__TASK GOAL__.
Can you change "svg-text" to "diagram-text" in everything from the line containing "y1-overlay: Y1 (69, 89, 91, 117)" down to the line containing "Annotate this image: element" in the data below, and return only those lines with nothing else altered?

+ + +

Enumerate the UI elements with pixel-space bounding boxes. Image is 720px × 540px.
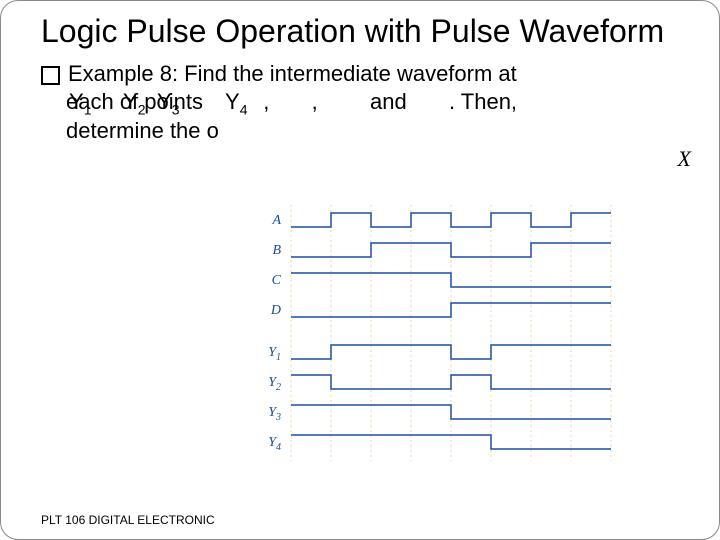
y1-overlay: Y1 (69, 89, 91, 117)
y4-overlay: Y4 (225, 89, 247, 117)
svg-text:Y4: Y4 (268, 435, 281, 453)
slide-frame: Logic Pulse Operation with Pulse Wavefor… (0, 0, 720, 540)
svg-text:Y1: Y1 (268, 345, 281, 363)
body-line-2d: and (370, 89, 407, 114)
y2-overlay: Y2 (123, 89, 145, 117)
footer-text: PLT 106 DIGITAL ELECTRONIC (41, 513, 215, 527)
body-text-block: Example 8: Find the intermediate wavefor… (41, 60, 689, 146)
x-symbol: X (678, 146, 691, 172)
body-line-2b: , (263, 89, 269, 114)
svg-text:A: A (271, 213, 281, 228)
body-line-3: determine the o (66, 117, 689, 146)
body-line-2c: , (312, 89, 318, 114)
svg-text:C: C (272, 273, 282, 288)
svg-text:D: D (270, 303, 281, 318)
y3-overlay: Y3 (157, 89, 179, 117)
timing-diagram: ABCD Y1 Y2 Y3 Y4 (261, 201, 661, 501)
slide-title: Logic Pulse Operation with Pulse Wavefor… (41, 13, 689, 50)
svg-text:Y2: Y2 (268, 375, 281, 393)
body-line-1: Example 8: Find the intermediate wavefor… (68, 60, 517, 89)
svg-text:Y3: Y3 (268, 405, 281, 423)
svg-text:B: B (272, 243, 281, 258)
body-line-2e: . Then, (449, 89, 517, 114)
bullet-box-icon (41, 66, 60, 85)
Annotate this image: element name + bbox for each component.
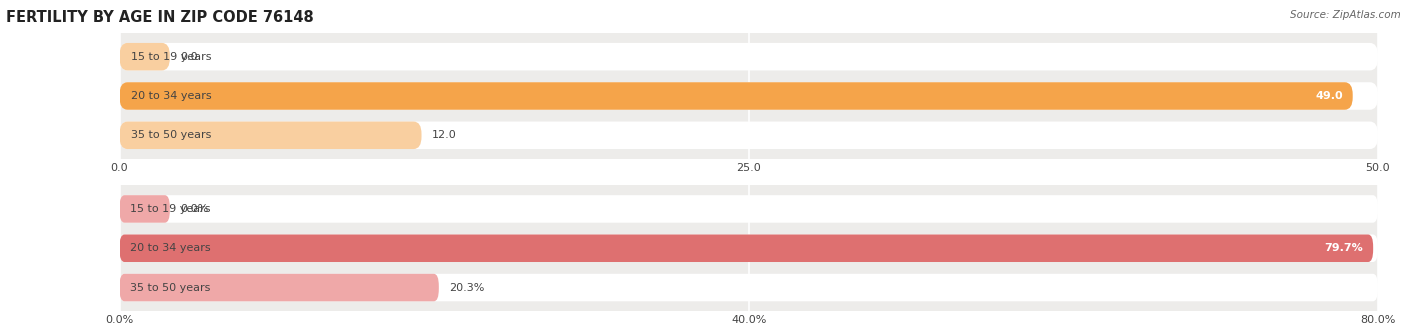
FancyBboxPatch shape bbox=[120, 195, 1378, 223]
Text: 20 to 34 years: 20 to 34 years bbox=[129, 243, 209, 253]
Text: 35 to 50 years: 35 to 50 years bbox=[129, 283, 209, 293]
Text: 0.0%: 0.0% bbox=[180, 204, 208, 214]
FancyBboxPatch shape bbox=[120, 195, 170, 223]
FancyBboxPatch shape bbox=[120, 43, 170, 71]
Text: 20 to 34 years: 20 to 34 years bbox=[131, 91, 212, 101]
FancyBboxPatch shape bbox=[120, 82, 1378, 110]
Text: 49.0: 49.0 bbox=[1315, 91, 1343, 101]
Text: FERTILITY BY AGE IN ZIP CODE 76148: FERTILITY BY AGE IN ZIP CODE 76148 bbox=[6, 10, 314, 25]
FancyBboxPatch shape bbox=[120, 274, 439, 301]
Text: 0.0: 0.0 bbox=[180, 52, 197, 62]
Text: 79.7%: 79.7% bbox=[1324, 243, 1362, 253]
FancyBboxPatch shape bbox=[120, 43, 1378, 71]
Text: 15 to 19 years: 15 to 19 years bbox=[129, 204, 209, 214]
FancyBboxPatch shape bbox=[120, 121, 422, 149]
Text: 35 to 50 years: 35 to 50 years bbox=[131, 130, 211, 140]
Text: 12.0: 12.0 bbox=[432, 130, 457, 140]
Text: 20.3%: 20.3% bbox=[449, 283, 484, 293]
FancyBboxPatch shape bbox=[120, 274, 1378, 301]
FancyBboxPatch shape bbox=[120, 82, 1353, 110]
Text: Source: ZipAtlas.com: Source: ZipAtlas.com bbox=[1289, 10, 1400, 20]
FancyBboxPatch shape bbox=[120, 234, 1378, 262]
FancyBboxPatch shape bbox=[120, 234, 1374, 262]
FancyBboxPatch shape bbox=[120, 121, 1378, 149]
Text: 15 to 19 years: 15 to 19 years bbox=[131, 52, 211, 62]
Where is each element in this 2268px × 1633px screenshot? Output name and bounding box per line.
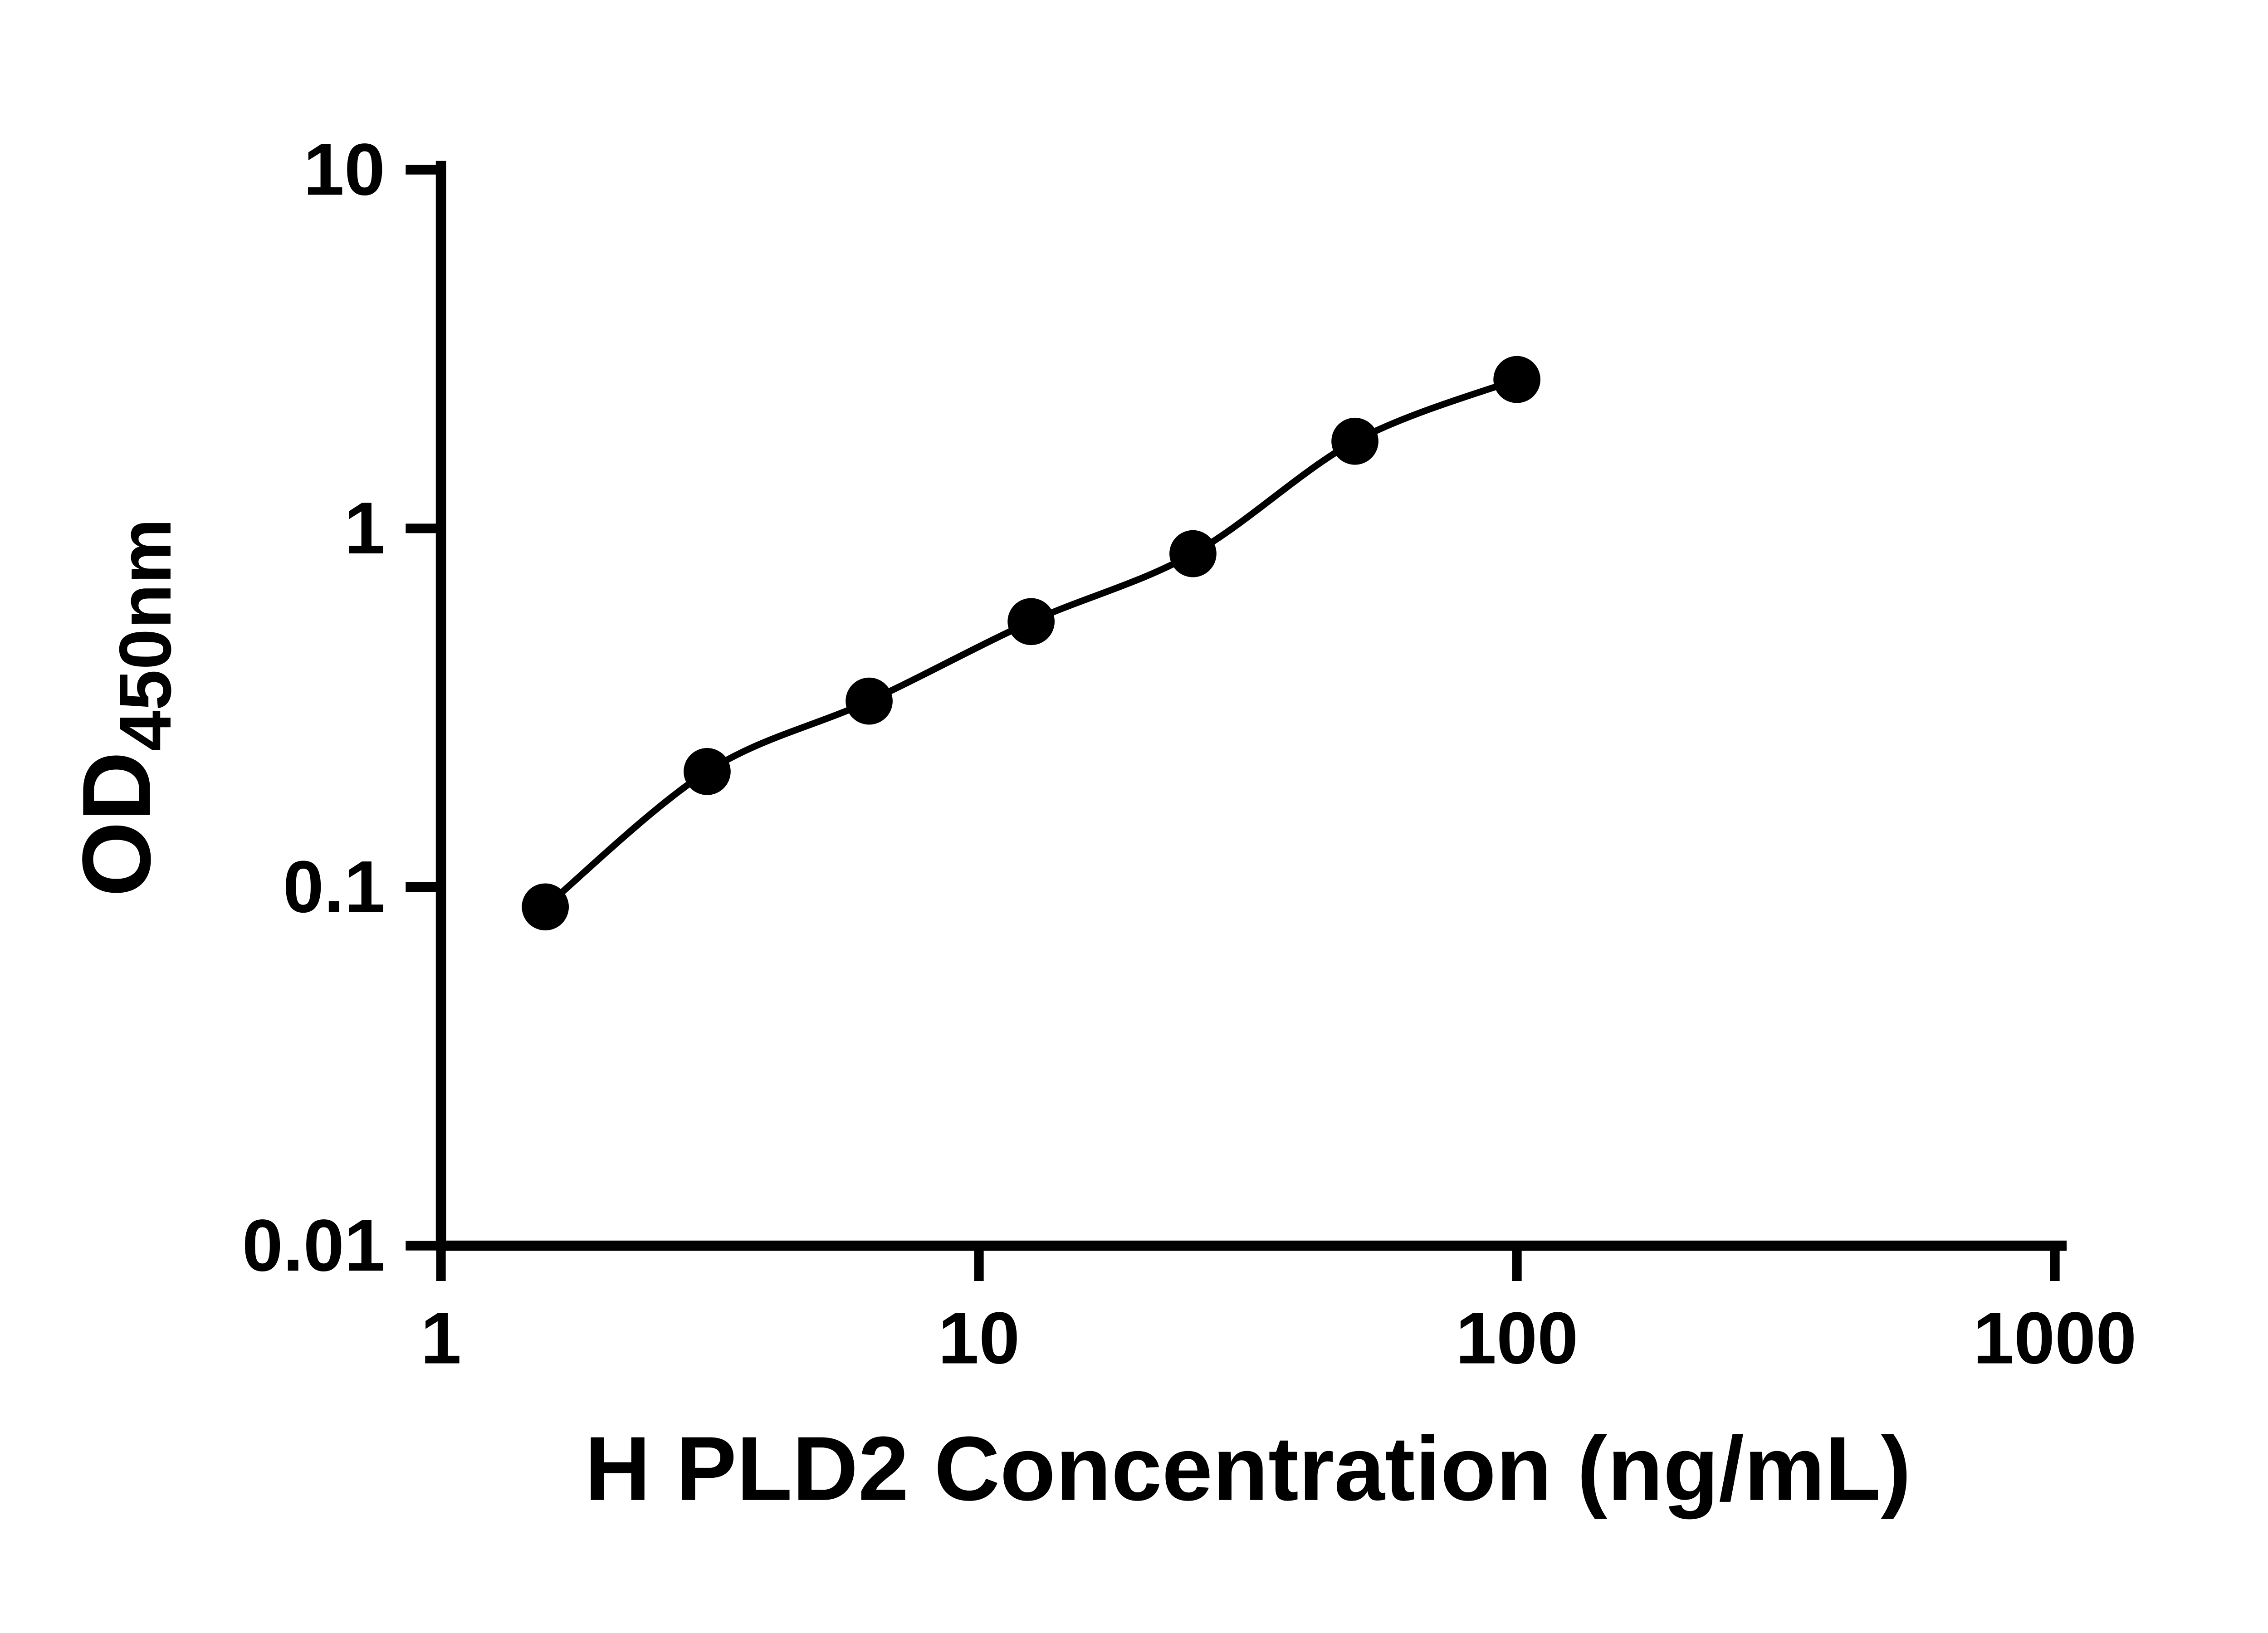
x-tick-label: 1 xyxy=(420,1297,461,1379)
data-point xyxy=(684,748,731,795)
x-tick-label: 1000 xyxy=(1973,1297,2136,1379)
data-series xyxy=(522,356,1540,931)
y-axis-title-base: OD xyxy=(63,751,171,897)
axis-spine xyxy=(435,161,2067,1251)
data-point xyxy=(846,677,893,725)
data-point xyxy=(522,883,569,931)
tick-marks xyxy=(406,165,2060,1281)
y-tick-label: 0.1 xyxy=(283,846,385,928)
data-point xyxy=(1331,417,1378,465)
y-tick-label: 1 xyxy=(344,487,385,569)
y-axis-title-subscript: 450nm xyxy=(104,518,186,751)
y-tick-label: 10 xyxy=(303,128,385,210)
data-point xyxy=(1169,530,1217,577)
data-point xyxy=(1007,598,1055,645)
y-axis-title: OD450nm xyxy=(63,518,186,897)
y-tick-label: 0.01 xyxy=(242,1204,385,1286)
x-axis-title: H PLD2 Concentration (ng/mL) xyxy=(585,1418,1911,1520)
x-tick-label: 100 xyxy=(1456,1297,1578,1379)
axes xyxy=(435,161,2067,1251)
data-point xyxy=(1493,356,1540,403)
tick-labels: 1 10 100 1000 0.01 0.1 1 10 xyxy=(242,128,2137,1379)
x-tick-label: 10 xyxy=(938,1297,1020,1379)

+ + +

__RESPONSE BELOW__.
y1-overlay: Y1 (69, 89, 91, 117)
y4-overlay: Y4 (225, 89, 247, 117)
diagram-text:Y4: Y4 (268, 435, 281, 453)
slide-frame: Logic Pulse Operation with Pulse Wavefor… (0, 0, 720, 540)
diagram-text:Y1: Y1 (268, 345, 281, 363)
body-line-2d: and (370, 89, 407, 114)
y2-overlay: Y2 (123, 89, 145, 117)
footer-text: PLT 106 DIGITAL ELECTRONIC (41, 513, 215, 527)
body-text-block: Example 8: Find the intermediate wavefor… (41, 60, 689, 146)
x-symbol: X (678, 146, 691, 172)
body-line-2b: , (263, 89, 269, 114)
diagram-text:A: A (271, 213, 281, 228)
body-line-3: determine the o (66, 117, 689, 146)
body-line-2c: , (312, 89, 318, 114)
diagram-text:C: C (272, 273, 282, 288)
diagram-text:D: D (270, 303, 281, 318)
y3-overlay: Y3 (157, 89, 179, 117)
timing-diagram: ABCD Y1 Y2 Y3 Y4 (261, 201, 661, 501)
slide-title: Logic Pulse Operation with Pulse Wavefor… (41, 13, 689, 50)
diagram-text:Y2: Y2 (268, 375, 281, 393)
body-line-1: Example 8: Find the intermediate wavefor… (68, 60, 517, 89)
diagram-text:Y3: Y3 (268, 405, 281, 423)
diagram-text:B: B (272, 243, 281, 258)
body-line-2e: . Then, (449, 89, 517, 114)
bullet-box-icon (41, 66, 60, 85)
Annotate this image: element name + bbox for each component.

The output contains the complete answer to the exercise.